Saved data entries
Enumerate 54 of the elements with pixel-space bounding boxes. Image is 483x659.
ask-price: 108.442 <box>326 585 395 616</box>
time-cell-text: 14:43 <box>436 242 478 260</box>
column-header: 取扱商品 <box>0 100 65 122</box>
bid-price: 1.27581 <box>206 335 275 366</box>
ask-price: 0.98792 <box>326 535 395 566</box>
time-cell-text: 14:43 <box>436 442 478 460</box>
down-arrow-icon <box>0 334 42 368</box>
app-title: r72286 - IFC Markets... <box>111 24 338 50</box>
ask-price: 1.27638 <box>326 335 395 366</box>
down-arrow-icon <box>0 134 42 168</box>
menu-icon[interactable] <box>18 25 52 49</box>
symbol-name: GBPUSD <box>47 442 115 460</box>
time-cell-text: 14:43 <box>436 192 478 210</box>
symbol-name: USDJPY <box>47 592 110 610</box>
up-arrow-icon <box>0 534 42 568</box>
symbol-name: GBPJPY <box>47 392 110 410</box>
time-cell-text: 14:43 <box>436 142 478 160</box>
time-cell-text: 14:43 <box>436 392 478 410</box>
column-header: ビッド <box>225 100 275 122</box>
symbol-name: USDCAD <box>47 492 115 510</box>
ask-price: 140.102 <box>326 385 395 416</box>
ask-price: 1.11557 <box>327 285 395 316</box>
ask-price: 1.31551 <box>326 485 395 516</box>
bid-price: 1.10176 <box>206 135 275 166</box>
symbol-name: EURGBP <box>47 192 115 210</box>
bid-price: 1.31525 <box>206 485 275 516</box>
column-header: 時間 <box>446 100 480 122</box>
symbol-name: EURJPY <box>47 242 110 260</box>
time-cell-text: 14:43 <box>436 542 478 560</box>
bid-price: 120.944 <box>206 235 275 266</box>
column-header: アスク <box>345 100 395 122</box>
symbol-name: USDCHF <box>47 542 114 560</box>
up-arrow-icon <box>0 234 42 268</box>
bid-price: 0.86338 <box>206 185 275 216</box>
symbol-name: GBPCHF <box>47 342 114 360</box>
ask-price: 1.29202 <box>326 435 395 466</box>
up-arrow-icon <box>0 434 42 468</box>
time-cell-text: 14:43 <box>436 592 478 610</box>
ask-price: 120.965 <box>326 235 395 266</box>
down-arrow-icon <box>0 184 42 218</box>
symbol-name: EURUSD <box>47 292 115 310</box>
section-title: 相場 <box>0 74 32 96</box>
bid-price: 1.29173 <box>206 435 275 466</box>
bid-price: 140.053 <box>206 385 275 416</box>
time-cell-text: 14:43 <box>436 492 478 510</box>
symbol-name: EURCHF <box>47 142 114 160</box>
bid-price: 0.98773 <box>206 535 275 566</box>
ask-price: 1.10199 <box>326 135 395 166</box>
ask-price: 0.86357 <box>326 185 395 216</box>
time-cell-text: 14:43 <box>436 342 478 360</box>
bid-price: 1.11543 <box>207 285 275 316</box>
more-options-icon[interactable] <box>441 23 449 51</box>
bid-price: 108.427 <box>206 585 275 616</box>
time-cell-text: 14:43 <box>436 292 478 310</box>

What is being asked
Reproduce the material above from its first line through the line containing "bid-price: 1.27581 <box>206 335 275 366</box>", including both of those lines.

Answer to this problem
Enumerate 54 of the elements with pixel-space bounding boxes. Image is 483x659.
ask-price: 108.442 <box>326 585 395 616</box>
time-cell-text: 14:43 <box>436 242 478 260</box>
column-header: 取扱商品 <box>0 100 65 122</box>
bid-price: 1.27581 <box>206 335 275 366</box>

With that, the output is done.